» INPUT
============
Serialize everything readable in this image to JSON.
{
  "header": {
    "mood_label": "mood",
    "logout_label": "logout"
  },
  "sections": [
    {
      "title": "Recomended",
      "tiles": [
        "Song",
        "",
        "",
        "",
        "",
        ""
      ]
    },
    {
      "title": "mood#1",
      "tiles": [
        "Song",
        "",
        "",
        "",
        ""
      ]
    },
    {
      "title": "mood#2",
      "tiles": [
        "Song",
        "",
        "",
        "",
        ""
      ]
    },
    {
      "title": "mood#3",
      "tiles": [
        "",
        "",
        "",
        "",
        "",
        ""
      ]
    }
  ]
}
============
» WRITTEN REQUEST
Check each line of the records for the word "mood", and show the lines that contain it.

» TASK OUTPUT
    "mood_label": "mood",
      "title": "mood#1",
      "title": "mood#2",
      "title": "mood#3",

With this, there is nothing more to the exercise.